(Data records)

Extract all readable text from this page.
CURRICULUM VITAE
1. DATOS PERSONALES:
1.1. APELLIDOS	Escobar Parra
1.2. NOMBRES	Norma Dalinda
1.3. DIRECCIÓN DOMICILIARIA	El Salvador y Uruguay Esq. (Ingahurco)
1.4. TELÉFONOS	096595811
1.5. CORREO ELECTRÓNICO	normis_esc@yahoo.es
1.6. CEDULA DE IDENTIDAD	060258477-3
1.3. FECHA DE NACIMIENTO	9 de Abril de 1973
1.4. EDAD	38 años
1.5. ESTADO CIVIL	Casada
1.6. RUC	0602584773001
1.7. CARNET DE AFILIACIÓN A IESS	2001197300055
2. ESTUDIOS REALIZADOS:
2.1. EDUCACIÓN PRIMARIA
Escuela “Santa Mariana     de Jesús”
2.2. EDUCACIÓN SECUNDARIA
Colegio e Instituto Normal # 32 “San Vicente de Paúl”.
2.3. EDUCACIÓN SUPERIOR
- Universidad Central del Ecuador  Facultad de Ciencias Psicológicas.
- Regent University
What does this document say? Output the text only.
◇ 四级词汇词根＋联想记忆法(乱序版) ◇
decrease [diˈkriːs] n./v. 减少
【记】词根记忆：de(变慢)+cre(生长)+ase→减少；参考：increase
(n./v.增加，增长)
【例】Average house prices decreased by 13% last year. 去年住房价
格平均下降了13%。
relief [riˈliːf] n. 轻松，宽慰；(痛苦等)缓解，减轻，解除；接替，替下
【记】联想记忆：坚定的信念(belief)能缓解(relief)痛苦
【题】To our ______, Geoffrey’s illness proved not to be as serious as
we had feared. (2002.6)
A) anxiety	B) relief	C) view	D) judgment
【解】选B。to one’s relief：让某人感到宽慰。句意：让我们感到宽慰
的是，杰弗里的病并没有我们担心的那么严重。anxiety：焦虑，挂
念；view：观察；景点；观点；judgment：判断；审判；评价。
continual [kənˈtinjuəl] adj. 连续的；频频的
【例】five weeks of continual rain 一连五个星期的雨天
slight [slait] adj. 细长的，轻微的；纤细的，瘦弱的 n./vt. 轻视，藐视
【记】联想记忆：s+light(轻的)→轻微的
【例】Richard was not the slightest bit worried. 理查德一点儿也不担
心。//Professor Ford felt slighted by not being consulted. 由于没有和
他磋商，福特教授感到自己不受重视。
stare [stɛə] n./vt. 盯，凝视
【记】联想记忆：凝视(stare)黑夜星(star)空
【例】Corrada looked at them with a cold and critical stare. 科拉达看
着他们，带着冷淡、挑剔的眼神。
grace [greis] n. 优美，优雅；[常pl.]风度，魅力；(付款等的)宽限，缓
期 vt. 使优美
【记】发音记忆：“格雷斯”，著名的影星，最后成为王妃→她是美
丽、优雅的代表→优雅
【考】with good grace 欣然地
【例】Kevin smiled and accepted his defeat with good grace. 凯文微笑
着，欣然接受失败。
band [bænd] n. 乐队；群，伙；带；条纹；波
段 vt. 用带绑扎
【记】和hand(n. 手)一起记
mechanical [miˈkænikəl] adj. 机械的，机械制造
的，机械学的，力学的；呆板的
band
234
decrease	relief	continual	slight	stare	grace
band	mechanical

==

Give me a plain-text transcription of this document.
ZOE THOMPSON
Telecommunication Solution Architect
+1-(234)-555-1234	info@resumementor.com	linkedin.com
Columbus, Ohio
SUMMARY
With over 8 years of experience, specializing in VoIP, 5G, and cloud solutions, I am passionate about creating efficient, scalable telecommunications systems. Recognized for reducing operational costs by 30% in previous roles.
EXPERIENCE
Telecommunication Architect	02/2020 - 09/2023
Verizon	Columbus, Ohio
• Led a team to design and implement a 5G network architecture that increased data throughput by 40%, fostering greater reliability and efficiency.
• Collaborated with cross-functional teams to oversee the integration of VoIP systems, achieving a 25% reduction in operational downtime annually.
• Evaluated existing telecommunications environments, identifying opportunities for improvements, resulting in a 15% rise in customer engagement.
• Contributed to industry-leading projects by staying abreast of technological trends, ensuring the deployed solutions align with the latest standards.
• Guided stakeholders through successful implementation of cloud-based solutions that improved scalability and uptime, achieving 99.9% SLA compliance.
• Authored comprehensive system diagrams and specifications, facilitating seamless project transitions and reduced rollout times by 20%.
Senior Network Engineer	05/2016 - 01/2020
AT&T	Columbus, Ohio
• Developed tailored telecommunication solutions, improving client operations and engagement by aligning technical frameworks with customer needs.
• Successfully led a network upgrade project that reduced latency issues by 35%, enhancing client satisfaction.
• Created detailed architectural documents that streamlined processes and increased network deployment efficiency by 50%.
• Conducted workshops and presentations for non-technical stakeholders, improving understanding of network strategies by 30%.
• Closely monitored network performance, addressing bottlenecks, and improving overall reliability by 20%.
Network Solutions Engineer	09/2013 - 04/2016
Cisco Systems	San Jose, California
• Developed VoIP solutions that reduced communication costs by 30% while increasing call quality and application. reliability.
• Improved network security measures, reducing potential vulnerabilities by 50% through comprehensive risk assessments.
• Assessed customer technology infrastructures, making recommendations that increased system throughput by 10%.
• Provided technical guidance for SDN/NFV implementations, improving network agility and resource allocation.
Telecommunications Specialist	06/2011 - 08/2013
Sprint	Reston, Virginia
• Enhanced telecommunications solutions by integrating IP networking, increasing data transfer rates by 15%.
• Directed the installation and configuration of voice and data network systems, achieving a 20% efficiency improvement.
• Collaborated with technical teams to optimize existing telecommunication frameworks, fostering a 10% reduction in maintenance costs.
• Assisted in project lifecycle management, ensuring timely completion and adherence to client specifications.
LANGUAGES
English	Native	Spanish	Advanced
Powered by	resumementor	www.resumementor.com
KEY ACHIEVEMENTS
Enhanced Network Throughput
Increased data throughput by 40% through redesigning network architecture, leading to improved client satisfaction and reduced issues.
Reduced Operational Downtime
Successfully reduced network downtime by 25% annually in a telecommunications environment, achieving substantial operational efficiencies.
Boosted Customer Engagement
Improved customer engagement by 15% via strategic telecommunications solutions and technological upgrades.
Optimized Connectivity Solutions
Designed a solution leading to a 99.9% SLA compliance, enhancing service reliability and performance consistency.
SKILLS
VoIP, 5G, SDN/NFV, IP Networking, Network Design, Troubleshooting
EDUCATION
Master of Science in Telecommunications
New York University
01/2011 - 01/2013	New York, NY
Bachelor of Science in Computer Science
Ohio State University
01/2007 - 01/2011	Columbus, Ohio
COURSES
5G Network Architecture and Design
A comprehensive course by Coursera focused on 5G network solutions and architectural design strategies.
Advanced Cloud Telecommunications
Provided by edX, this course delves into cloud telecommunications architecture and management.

---

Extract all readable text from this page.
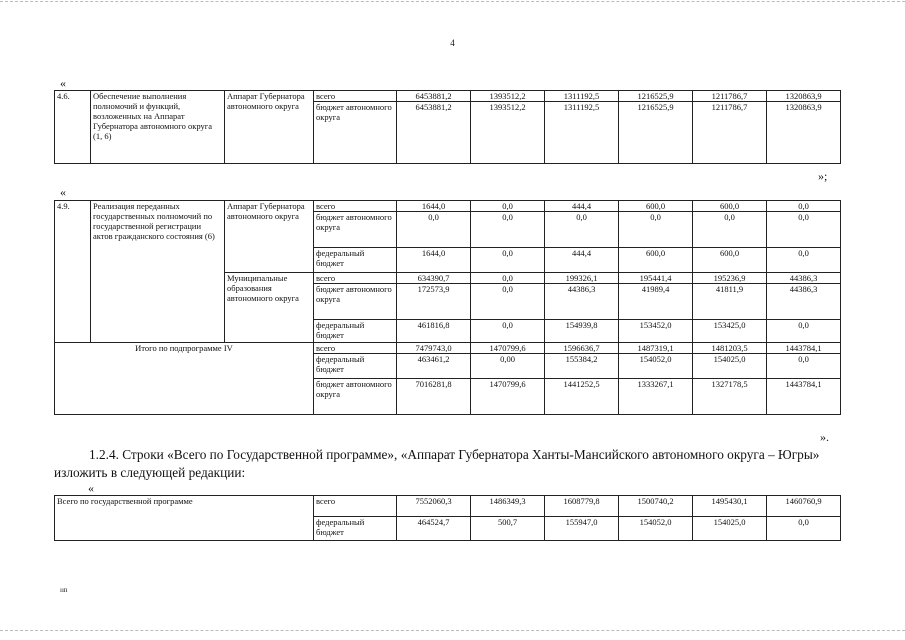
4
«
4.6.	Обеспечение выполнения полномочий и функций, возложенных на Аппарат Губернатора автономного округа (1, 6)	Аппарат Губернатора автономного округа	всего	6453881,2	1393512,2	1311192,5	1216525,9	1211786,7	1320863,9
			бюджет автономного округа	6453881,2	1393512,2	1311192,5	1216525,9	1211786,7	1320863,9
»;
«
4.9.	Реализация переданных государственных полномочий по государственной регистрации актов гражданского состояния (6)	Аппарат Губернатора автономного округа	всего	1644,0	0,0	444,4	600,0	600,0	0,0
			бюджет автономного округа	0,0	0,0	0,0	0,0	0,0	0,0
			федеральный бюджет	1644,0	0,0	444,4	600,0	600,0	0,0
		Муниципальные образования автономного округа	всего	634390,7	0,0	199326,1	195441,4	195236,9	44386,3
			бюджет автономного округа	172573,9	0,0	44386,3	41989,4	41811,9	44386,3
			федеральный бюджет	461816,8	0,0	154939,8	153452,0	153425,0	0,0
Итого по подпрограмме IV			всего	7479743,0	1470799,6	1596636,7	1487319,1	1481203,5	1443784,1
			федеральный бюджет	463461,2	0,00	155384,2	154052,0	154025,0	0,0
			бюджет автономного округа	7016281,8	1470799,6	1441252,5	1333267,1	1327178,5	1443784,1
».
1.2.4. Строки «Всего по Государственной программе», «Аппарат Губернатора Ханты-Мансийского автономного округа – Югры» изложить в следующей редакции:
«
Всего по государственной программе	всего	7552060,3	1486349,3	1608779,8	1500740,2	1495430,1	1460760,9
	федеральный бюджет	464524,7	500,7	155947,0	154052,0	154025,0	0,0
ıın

> _EXERCISE DIRECTIONS_: Copy out every line of the material above that mentions the word "Аппарат".

> _COMPLETE OUTPUT_:
4.6.	Обеспечение выполнения полномочий и функций, возложенных на Аппарат Губернатора автономного округа (1, 6)	Аппарат Губернатора автономного округа	всего	6453881,2	1393512,2	1311192,5	1216525,9	1211786,7	1320863,9
4.9.	Реализация переданных государственных полномочий по государственной регистрации актов гражданского состояния (6)	Аппарат Губернатора автономного округа	всего	1644,0	0,0	444,4	600,0	600,0	0,0
1.2.4. Строки «Всего по Государственной программе», «Аппарат Губернатора Ханты-Мансийского автономного округа – Югры» изложить в следующей редакции:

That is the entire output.